WORK TO COMPLETE: Without the pictures, give the entries below again exactly as written.

::: PROVIDED RECORDS

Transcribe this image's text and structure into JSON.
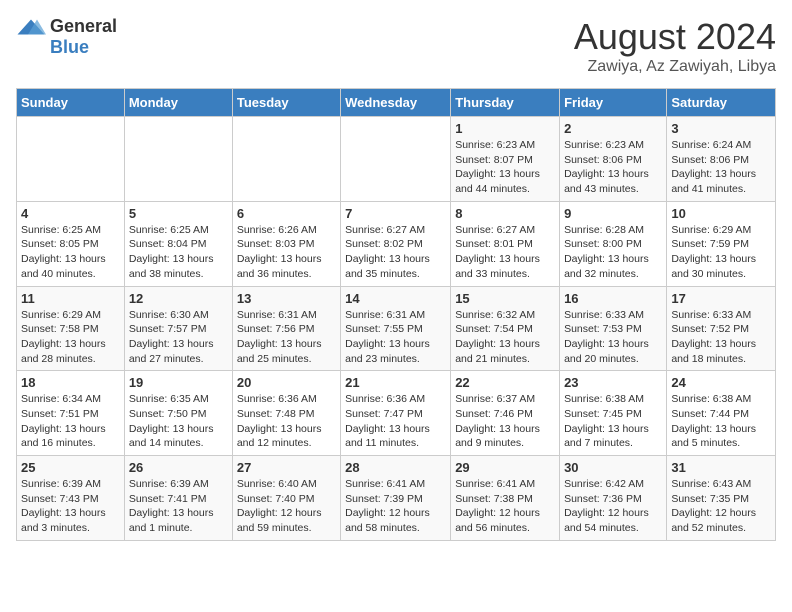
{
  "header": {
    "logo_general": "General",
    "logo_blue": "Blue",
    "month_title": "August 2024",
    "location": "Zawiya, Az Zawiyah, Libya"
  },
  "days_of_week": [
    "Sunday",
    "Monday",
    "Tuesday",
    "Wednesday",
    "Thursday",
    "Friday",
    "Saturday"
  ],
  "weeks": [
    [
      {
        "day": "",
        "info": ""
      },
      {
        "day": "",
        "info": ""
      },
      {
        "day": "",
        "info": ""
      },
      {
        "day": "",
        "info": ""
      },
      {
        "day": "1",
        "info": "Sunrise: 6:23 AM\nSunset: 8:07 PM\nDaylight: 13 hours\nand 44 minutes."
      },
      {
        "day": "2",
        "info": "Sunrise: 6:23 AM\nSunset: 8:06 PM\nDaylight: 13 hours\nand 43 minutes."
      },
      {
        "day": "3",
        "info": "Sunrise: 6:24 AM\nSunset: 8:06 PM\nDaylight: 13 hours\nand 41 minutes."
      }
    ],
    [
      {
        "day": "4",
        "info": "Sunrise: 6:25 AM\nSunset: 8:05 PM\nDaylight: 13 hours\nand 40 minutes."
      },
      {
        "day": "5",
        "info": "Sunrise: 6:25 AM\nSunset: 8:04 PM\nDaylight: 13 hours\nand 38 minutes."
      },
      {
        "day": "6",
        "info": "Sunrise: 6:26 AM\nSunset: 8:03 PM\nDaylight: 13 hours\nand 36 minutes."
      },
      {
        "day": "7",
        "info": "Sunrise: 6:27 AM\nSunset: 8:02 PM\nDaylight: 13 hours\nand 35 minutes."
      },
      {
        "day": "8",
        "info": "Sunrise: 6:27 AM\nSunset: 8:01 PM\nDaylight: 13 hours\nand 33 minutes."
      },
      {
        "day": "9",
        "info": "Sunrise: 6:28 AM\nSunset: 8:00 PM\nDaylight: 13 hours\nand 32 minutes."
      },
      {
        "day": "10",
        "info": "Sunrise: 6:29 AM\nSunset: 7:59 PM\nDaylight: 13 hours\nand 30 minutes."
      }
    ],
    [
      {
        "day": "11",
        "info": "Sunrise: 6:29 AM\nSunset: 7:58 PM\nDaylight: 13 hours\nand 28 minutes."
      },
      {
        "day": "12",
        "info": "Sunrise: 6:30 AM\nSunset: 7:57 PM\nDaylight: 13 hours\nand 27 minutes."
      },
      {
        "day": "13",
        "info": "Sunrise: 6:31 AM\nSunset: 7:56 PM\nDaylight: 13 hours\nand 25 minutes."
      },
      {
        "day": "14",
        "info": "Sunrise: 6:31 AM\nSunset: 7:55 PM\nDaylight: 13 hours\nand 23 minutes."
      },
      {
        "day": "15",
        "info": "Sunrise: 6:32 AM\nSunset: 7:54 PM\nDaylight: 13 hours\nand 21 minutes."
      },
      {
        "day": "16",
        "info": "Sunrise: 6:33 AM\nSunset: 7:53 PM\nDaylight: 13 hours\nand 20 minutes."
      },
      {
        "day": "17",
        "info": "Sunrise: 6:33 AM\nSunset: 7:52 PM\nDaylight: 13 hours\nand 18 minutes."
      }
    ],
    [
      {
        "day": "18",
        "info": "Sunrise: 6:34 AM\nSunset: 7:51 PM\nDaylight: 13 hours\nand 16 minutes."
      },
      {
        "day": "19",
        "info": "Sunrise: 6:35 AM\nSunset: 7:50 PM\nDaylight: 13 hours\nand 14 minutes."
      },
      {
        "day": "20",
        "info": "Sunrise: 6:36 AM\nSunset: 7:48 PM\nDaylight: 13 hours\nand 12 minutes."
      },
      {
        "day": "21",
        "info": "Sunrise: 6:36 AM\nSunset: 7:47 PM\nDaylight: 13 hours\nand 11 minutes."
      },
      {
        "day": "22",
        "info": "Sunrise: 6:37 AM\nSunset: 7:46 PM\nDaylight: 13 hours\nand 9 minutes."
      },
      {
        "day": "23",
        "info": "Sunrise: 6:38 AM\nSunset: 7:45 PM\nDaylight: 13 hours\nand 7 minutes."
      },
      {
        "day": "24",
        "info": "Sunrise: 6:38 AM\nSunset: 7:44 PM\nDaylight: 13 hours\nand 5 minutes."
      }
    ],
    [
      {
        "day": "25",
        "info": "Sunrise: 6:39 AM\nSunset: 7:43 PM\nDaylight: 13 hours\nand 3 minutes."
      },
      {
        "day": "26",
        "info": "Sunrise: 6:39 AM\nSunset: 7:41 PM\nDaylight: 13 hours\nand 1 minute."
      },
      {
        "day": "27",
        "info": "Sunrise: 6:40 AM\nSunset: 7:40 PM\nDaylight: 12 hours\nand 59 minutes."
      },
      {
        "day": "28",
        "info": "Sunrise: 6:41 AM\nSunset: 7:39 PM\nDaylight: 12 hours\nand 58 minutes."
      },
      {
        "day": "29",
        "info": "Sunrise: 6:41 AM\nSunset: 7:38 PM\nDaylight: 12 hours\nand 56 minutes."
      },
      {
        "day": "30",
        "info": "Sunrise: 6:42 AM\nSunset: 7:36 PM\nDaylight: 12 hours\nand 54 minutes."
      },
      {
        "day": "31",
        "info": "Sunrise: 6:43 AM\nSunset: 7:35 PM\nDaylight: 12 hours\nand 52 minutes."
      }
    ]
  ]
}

::::::

ANSWER BELOW:
Transcribe this image's text and structure into JSON.
{
  "header": {
    "logo_general": "General",
    "logo_blue": "Blue",
    "month_title": "August 2024",
    "location": "Zawiya, Az Zawiyah, Libya"
  },
  "days_of_week": [
    "Sunday",
    "Monday",
    "Tuesday",
    "Wednesday",
    "Thursday",
    "Friday",
    "Saturday"
  ],
  "weeks": [
    [
      {
        "day": "",
        "info": ""
      },
      {
        "day": "",
        "info": ""
      },
      {
        "day": "",
        "info": ""
      },
      {
        "day": "",
        "info": ""
      },
      {
        "day": "1",
        "info": "Sunrise: 6:23 AM\nSunset: 8:07 PM\nDaylight: 13 hours\nand 44 minutes."
      },
      {
        "day": "2",
        "info": "Sunrise: 6:23 AM\nSunset: 8:06 PM\nDaylight: 13 hours\nand 43 minutes."
      },
      {
        "day": "3",
        "info": "Sunrise: 6:24 AM\nSunset: 8:06 PM\nDaylight: 13 hours\nand 41 minutes."
      }
    ],
    [
      {
        "day": "4",
        "info": "Sunrise: 6:25 AM\nSunset: 8:05 PM\nDaylight: 13 hours\nand 40 minutes."
      },
      {
        "day": "5",
        "info": "Sunrise: 6:25 AM\nSunset: 8:04 PM\nDaylight: 13 hours\nand 38 minutes."
      },
      {
        "day": "6",
        "info": "Sunrise: 6:26 AM\nSunset: 8:03 PM\nDaylight: 13 hours\nand 36 minutes."
      },
      {
        "day": "7",
        "info": "Sunrise: 6:27 AM\nSunset: 8:02 PM\nDaylight: 13 hours\nand 35 minutes."
      },
      {
        "day": "8",
        "info": "Sunrise: 6:27 AM\nSunset: 8:01 PM\nDaylight: 13 hours\nand 33 minutes."
      },
      {
        "day": "9",
        "info": "Sunrise: 6:28 AM\nSunset: 8:00 PM\nDaylight: 13 hours\nand 32 minutes."
      },
      {
        "day": "10",
        "info": "Sunrise: 6:29 AM\nSunset: 7:59 PM\nDaylight: 13 hours\nand 30 minutes."
      }
    ],
    [
      {
        "day": "11",
        "info": "Sunrise: 6:29 AM\nSunset: 7:58 PM\nDaylight: 13 hours\nand 28 minutes."
      },
      {
        "day": "12",
        "info": "Sunrise: 6:30 AM\nSunset: 7:57 PM\nDaylight: 13 hours\nand 27 minutes."
      },
      {
        "day": "13",
        "info": "Sunrise: 6:31 AM\nSunset: 7:56 PM\nDaylight: 13 hours\nand 25 minutes."
      },
      {
        "day": "14",
        "info": "Sunrise: 6:31 AM\nSunset: 7:55 PM\nDaylight: 13 hours\nand 23 minutes."
      },
      {
        "day": "15",
        "info": "Sunrise: 6:32 AM\nSunset: 7:54 PM\nDaylight: 13 hours\nand 21 minutes."
      },
      {
        "day": "16",
        "info": "Sunrise: 6:33 AM\nSunset: 7:53 PM\nDaylight: 13 hours\nand 20 minutes."
      },
      {
        "day": "17",
        "info": "Sunrise: 6:33 AM\nSunset: 7:52 PM\nDaylight: 13 hours\nand 18 minutes."
      }
    ],
    [
      {
        "day": "18",
        "info": "Sunrise: 6:34 AM\nSunset: 7:51 PM\nDaylight: 13 hours\nand 16 minutes."
      },
      {
        "day": "19",
        "info": "Sunrise: 6:35 AM\nSunset: 7:50 PM\nDaylight: 13 hours\nand 14 minutes."
      },
      {
        "day": "20",
        "info": "Sunrise: 6:36 AM\nSunset: 7:48 PM\nDaylight: 13 hours\nand 12 minutes."
      },
      {
        "day": "21",
        "info": "Sunrise: 6:36 AM\nSunset: 7:47 PM\nDaylight: 13 hours\nand 11 minutes."
      },
      {
        "day": "22",
        "info": "Sunrise: 6:37 AM\nSunset: 7:46 PM\nDaylight: 13 hours\nand 9 minutes."
      },
      {
        "day": "23",
        "info": "Sunrise: 6:38 AM\nSunset: 7:45 PM\nDaylight: 13 hours\nand 7 minutes."
      },
      {
        "day": "24",
        "info": "Sunrise: 6:38 AM\nSunset: 7:44 PM\nDaylight: 13 hours\nand 5 minutes."
      }
    ],
    [
      {
        "day": "25",
        "info": "Sunrise: 6:39 AM\nSunset: 7:43 PM\nDaylight: 13 hours\nand 3 minutes."
      },
      {
        "day": "26",
        "info": "Sunrise: 6:39 AM\nSunset: 7:41 PM\nDaylight: 13 hours\nand 1 minute."
      },
      {
        "day": "27",
        "info": "Sunrise: 6:40 AM\nSunset: 7:40 PM\nDaylight: 12 hours\nand 59 minutes."
      },
      {
        "day": "28",
        "info": "Sunrise: 6:41 AM\nSunset: 7:39 PM\nDaylight: 12 hours\nand 58 minutes."
      },
      {
        "day": "29",
        "info": "Sunrise: 6:41 AM\nSunset: 7:38 PM\nDaylight: 12 hours\nand 56 minutes."
      },
      {
        "day": "30",
        "info": "Sunrise: 6:42 AM\nSunset: 7:36 PM\nDaylight: 12 hours\nand 54 minutes."
      },
      {
        "day": "31",
        "info": "Sunrise: 6:43 AM\nSunset: 7:35 PM\nDaylight: 12 hours\nand 52 minutes."
      }
    ]
  ]
}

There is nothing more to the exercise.